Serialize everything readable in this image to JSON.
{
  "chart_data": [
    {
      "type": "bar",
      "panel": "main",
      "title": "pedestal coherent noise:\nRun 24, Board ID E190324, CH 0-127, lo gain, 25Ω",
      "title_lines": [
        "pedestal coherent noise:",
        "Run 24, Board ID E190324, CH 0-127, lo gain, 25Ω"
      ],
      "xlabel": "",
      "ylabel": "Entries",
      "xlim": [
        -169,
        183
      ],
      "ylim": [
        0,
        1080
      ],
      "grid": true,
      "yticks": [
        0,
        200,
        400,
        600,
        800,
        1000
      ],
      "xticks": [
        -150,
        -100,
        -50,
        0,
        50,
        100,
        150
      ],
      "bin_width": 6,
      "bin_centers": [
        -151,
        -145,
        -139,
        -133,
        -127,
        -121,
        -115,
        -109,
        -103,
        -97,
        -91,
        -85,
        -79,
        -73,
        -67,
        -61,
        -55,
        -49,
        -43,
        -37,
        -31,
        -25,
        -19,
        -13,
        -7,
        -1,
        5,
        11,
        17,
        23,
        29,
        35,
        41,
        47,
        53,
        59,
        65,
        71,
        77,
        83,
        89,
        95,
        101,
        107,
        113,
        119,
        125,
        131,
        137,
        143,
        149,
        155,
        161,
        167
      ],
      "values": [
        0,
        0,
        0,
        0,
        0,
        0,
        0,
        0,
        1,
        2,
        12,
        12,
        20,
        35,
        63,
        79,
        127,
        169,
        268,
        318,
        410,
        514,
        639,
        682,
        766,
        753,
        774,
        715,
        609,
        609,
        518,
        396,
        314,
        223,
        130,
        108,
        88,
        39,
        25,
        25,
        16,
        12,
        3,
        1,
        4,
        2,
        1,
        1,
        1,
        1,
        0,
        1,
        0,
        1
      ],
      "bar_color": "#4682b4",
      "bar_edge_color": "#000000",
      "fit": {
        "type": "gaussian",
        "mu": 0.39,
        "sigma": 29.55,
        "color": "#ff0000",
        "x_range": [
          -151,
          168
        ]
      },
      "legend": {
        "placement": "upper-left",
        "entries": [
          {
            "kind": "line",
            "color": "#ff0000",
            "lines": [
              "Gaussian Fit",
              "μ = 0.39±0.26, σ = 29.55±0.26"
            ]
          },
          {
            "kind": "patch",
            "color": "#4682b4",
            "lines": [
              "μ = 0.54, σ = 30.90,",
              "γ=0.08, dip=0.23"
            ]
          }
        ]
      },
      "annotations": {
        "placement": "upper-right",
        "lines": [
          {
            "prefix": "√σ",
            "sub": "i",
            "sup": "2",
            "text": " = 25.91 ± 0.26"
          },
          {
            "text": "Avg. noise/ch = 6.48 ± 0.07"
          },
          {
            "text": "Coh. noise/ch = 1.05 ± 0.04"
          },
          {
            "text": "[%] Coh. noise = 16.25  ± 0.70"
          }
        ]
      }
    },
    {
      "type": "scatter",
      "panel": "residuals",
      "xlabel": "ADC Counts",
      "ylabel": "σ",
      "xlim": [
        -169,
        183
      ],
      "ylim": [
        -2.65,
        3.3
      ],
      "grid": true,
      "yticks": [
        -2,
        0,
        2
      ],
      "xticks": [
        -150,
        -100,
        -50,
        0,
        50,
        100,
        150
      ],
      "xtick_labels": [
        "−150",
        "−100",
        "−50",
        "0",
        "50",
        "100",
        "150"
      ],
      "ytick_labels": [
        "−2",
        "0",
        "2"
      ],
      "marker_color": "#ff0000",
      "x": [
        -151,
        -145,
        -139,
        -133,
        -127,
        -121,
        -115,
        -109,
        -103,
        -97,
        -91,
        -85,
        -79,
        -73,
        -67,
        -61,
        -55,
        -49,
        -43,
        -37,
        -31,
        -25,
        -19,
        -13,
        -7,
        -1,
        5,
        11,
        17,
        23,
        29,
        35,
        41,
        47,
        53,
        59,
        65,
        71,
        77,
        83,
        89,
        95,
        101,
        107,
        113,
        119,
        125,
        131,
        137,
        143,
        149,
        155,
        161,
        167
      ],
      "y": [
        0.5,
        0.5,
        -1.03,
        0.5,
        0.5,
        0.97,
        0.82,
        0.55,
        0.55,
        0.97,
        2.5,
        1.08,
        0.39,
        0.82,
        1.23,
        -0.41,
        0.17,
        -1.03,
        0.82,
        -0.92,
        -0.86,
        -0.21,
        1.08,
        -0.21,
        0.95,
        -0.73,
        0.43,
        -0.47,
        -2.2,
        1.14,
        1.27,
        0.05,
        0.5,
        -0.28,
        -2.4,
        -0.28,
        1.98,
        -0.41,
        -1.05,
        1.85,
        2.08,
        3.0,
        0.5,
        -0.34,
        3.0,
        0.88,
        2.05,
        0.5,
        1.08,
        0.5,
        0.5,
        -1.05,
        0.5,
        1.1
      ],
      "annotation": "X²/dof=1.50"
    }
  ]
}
************
* **WORK TO COMPLETE**
The data above must be returned in full, exactly as written.

* **SOLUTION TO THE EXERCISE**
Serialize everything readable in this image to JSON.
{
  "chart_data": [
    {
      "type": "bar",
      "panel": "main",
      "title": "pedestal coherent noise:\nRun 24, Board ID E190324, CH 0-127, lo gain, 25Ω",
      "title_lines": [
        "pedestal coherent noise:",
        "Run 24, Board ID E190324, CH 0-127, lo gain, 25Ω"
      ],
      "xlabel": "",
      "ylabel": "Entries",
      "xlim": [
        -169,
        183
      ],
      "ylim": [
        0,
        1080
      ],
      "grid": true,
      "yticks": [
        0,
        200,
        400,
        600,
        800,
        1000
      ],
      "xticks": [
        -150,
        -100,
        -50,
        0,
        50,
        100,
        150
      ],
      "bin_width": 6,
      "bin_centers": [
        -151,
        -145,
        -139,
        -133,
        -127,
        -121,
        -115,
        -109,
        -103,
        -97,
        -91,
        -85,
        -79,
        -73,
        -67,
        -61,
        -55,
        -49,
        -43,
        -37,
        -31,
        -25,
        -19,
        -13,
        -7,
        -1,
        5,
        11,
        17,
        23,
        29,
        35,
        41,
        47,
        53,
        59,
        65,
        71,
        77,
        83,
        89,
        95,
        101,
        107,
        113,
        119,
        125,
        131,
        137,
        143,
        149,
        155,
        161,
        167
      ],
      "values": [
        0,
        0,
        0,
        0,
        0,
        0,
        0,
        0,
        1,
        2,
        12,
        12,
        20,
        35,
        63,
        79,
        127,
        169,
        268,
        318,
        410,
        514,
        639,
        682,
        766,
        753,
        774,
        715,
        609,
        609,
        518,
        396,
        314,
        223,
        130,
        108,
        88,
        39,
        25,
        25,
        16,
        12,
        3,
        1,
        4,
        2,
        1,
        1,
        1,
        1,
        0,
        1,
        0,
        1
      ],
      "bar_color": "#4682b4",
      "bar_edge_color": "#000000",
      "fit": {
        "type": "gaussian",
        "mu": 0.39,
        "sigma": 29.55,
        "color": "#ff0000",
        "x_range": [
          -151,
          168
        ]
      },
      "legend": {
        "placement": "upper-left",
        "entries": [
          {
            "kind": "line",
            "color": "#ff0000",
            "lines": [
              "Gaussian Fit",
              "μ = 0.39±0.26, σ = 29.55±0.26"
            ]
          },
          {
            "kind": "patch",
            "color": "#4682b4",
            "lines": [
              "μ = 0.54, σ = 30.90,",
              "γ=0.08, dip=0.23"
            ]
          }
        ]
      },
      "annotations": {
        "placement": "upper-right",
        "lines": [
          {
            "prefix": "√σ",
            "sub": "i",
            "sup": "2",
            "text": " = 25.91 ± 0.26"
          },
          {
            "text": "Avg. noise/ch = 6.48 ± 0.07"
          },
          {
            "text": "Coh. noise/ch = 1.05 ± 0.04"
          },
          {
            "text": "[%] Coh. noise = 16.25  ± 0.70"
          }
        ]
      }
    },
    {
      "type": "scatter",
      "panel": "residuals",
      "xlabel": "ADC Counts",
      "ylabel": "σ",
      "xlim": [
        -169,
        183
      ],
      "ylim": [
        -2.65,
        3.3
      ],
      "grid": true,
      "yticks": [
        -2,
        0,
        2
      ],
      "xticks": [
        -150,
        -100,
        -50,
        0,
        50,
        100,
        150
      ],
      "xtick_labels": [
        "−150",
        "−100",
        "−50",
        "0",
        "50",
        "100",
        "150"
      ],
      "ytick_labels": [
        "−2",
        "0",
        "2"
      ],
      "marker_color": "#ff0000",
      "x": [
        -151,
        -145,
        -139,
        -133,
        -127,
        -121,
        -115,
        -109,
        -103,
        -97,
        -91,
        -85,
        -79,
        -73,
        -67,
        -61,
        -55,
        -49,
        -43,
        -37,
        -31,
        -25,
        -19,
        -13,
        -7,
        -1,
        5,
        11,
        17,
        23,
        29,
        35,
        41,
        47,
        53,
        59,
        65,
        71,
        77,
        83,
        89,
        95,
        101,
        107,
        113,
        119,
        125,
        131,
        137,
        143,
        149,
        155,
        161,
        167
      ],
      "y": [
        0.5,
        0.5,
        -1.03,
        0.5,
        0.5,
        0.97,
        0.82,
        0.55,
        0.55,
        0.97,
        2.5,
        1.08,
        0.39,
        0.82,
        1.23,
        -0.41,
        0.17,
        -1.03,
        0.82,
        -0.92,
        -0.86,
        -0.21,
        1.08,
        -0.21,
        0.95,
        -0.73,
        0.43,
        -0.47,
        -2.2,
        1.14,
        1.27,
        0.05,
        0.5,
        -0.28,
        -2.4,
        -0.28,
        1.98,
        -0.41,
        -1.05,
        1.85,
        2.08,
        3.0,
        0.5,
        -0.34,
        3.0,
        0.88,
        2.05,
        0.5,
        1.08,
        0.5,
        0.5,
        -1.05,
        0.5,
        1.1
      ],
      "annotation": "X²/dof=1.50"
    }
  ]
}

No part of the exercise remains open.